GIVEN REQUEST:
Collect each line of the records containing the string "Cornets".

RECORDS SHOWN:
* Begin *

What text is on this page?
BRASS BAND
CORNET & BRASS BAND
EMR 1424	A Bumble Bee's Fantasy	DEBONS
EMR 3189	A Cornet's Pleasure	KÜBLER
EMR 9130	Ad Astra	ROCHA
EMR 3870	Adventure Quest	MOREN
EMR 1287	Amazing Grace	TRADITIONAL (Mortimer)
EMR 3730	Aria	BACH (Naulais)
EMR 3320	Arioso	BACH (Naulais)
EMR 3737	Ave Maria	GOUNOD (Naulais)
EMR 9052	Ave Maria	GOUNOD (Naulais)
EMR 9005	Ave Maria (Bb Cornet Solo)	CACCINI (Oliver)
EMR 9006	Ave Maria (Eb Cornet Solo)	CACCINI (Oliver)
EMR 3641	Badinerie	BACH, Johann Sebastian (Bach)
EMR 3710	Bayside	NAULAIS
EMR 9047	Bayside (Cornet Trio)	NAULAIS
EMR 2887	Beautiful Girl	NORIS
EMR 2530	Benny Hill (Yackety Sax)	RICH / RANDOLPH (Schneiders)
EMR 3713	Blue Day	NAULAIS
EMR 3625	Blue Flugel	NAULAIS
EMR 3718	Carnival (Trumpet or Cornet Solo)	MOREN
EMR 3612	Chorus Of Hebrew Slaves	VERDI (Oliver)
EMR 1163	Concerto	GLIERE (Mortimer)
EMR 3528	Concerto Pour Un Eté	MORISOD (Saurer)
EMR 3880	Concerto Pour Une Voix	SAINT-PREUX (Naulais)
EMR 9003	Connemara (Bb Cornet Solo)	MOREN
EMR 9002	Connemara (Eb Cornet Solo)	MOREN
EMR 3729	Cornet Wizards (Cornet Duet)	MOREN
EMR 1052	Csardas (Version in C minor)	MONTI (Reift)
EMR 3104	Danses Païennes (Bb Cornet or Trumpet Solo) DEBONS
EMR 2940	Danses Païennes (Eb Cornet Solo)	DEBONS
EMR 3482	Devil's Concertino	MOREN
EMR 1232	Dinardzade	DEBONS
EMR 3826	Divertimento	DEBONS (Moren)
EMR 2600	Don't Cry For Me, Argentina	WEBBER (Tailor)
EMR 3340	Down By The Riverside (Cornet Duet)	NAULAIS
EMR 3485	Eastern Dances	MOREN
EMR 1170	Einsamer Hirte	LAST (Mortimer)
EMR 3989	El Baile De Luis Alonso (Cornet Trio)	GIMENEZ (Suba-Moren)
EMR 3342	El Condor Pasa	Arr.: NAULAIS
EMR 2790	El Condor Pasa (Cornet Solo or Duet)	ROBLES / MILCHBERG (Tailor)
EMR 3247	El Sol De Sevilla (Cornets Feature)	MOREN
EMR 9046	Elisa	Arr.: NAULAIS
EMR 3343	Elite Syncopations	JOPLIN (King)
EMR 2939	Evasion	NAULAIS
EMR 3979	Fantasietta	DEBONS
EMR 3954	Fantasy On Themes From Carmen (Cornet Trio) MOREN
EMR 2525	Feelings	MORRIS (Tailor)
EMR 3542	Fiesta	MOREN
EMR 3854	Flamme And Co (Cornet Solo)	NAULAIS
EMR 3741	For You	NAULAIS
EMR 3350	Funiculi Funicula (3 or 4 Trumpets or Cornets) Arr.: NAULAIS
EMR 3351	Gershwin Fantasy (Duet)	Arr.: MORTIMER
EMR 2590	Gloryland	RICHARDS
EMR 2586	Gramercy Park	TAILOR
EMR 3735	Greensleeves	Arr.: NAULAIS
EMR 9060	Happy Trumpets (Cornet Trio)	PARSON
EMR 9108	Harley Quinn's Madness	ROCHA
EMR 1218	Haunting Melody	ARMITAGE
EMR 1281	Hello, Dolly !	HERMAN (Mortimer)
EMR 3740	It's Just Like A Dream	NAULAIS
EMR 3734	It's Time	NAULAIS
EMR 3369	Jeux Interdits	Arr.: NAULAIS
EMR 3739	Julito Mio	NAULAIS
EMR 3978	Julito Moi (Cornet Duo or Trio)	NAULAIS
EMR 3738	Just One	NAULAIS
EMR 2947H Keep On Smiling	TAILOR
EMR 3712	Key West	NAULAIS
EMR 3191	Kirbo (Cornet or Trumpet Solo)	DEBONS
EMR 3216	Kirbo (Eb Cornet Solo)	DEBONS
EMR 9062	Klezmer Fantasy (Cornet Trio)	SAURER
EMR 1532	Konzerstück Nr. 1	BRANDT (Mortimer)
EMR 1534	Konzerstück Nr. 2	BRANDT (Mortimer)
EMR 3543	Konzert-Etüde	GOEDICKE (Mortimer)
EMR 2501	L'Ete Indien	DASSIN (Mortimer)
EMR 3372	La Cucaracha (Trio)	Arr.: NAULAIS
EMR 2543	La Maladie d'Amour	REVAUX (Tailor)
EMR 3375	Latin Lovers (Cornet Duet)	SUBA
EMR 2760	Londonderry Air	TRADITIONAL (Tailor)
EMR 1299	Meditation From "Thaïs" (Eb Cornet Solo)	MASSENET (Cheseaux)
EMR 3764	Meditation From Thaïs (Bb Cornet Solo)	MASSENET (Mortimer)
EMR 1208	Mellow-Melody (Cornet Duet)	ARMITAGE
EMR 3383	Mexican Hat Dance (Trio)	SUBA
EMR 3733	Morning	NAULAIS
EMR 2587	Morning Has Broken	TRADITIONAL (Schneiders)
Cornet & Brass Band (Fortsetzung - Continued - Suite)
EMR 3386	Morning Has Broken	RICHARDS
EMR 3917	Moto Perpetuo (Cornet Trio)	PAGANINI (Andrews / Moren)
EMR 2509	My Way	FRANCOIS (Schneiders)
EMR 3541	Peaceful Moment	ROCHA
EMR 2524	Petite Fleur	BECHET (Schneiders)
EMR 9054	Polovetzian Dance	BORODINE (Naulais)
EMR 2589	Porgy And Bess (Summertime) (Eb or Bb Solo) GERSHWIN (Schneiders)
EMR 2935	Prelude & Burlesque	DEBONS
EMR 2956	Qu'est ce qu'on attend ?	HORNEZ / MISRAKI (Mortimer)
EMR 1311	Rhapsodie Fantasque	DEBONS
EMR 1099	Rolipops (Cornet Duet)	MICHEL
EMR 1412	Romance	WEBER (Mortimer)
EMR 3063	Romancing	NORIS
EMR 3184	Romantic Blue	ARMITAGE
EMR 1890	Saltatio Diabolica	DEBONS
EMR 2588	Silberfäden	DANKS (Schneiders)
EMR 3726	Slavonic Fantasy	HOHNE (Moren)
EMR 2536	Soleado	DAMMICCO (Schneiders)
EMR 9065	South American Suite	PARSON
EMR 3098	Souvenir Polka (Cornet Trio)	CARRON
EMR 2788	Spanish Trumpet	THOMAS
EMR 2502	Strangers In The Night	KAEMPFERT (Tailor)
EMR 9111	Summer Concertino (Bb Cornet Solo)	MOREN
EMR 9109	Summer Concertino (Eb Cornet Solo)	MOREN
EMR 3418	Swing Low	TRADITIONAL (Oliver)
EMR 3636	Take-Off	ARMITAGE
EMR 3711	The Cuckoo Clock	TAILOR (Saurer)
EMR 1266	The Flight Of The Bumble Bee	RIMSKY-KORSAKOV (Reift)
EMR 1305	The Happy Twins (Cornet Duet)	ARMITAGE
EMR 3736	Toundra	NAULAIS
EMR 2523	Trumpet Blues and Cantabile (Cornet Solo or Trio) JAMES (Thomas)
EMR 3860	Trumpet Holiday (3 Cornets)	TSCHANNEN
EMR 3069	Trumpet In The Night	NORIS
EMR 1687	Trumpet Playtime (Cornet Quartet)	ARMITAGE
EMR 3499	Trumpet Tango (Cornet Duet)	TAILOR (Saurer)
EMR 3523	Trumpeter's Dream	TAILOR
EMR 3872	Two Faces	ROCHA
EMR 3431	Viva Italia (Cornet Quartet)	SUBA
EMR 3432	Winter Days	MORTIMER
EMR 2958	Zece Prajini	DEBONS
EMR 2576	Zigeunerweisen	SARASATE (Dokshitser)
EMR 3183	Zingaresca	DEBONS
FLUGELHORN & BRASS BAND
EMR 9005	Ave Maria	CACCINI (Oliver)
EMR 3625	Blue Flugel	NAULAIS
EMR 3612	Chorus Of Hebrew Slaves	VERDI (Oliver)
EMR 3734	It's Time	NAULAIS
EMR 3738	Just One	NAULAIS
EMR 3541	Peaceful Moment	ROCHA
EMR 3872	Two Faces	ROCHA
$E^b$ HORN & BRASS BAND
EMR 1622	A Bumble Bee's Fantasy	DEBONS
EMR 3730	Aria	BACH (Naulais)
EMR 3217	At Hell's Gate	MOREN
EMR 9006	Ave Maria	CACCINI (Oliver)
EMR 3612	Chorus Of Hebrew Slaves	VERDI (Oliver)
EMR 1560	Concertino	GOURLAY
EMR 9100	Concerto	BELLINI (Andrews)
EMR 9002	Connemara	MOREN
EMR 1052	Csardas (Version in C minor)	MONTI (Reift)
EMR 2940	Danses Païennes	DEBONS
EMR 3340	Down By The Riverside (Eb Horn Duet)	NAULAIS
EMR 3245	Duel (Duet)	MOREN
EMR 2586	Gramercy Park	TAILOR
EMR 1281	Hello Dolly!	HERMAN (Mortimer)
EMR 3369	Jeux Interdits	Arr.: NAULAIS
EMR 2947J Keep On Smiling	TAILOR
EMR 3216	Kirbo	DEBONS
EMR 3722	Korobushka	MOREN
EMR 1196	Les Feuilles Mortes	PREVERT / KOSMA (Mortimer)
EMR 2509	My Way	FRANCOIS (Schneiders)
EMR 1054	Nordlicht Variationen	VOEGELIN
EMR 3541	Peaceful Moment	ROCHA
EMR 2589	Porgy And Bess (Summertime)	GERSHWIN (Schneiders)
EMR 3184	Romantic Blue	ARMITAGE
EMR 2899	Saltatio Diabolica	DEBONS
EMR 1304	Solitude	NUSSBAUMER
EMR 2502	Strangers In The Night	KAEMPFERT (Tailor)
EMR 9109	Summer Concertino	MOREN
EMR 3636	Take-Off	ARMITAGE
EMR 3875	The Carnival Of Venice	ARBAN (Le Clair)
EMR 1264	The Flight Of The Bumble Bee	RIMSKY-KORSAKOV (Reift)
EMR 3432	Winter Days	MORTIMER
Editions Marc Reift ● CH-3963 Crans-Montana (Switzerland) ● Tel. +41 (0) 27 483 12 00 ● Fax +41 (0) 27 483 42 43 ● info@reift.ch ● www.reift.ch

* End *

TASK RESPONSE:
EMR 3247	El Sol De Sevilla (Cornets Feature)	MOREN
EMR 3350	Funiculi Funicula (3 or 4 Trumpets or Cornets) Arr.: NAULAIS
EMR 3860	Trumpet Holiday (3 Cornets)	TSCHANNEN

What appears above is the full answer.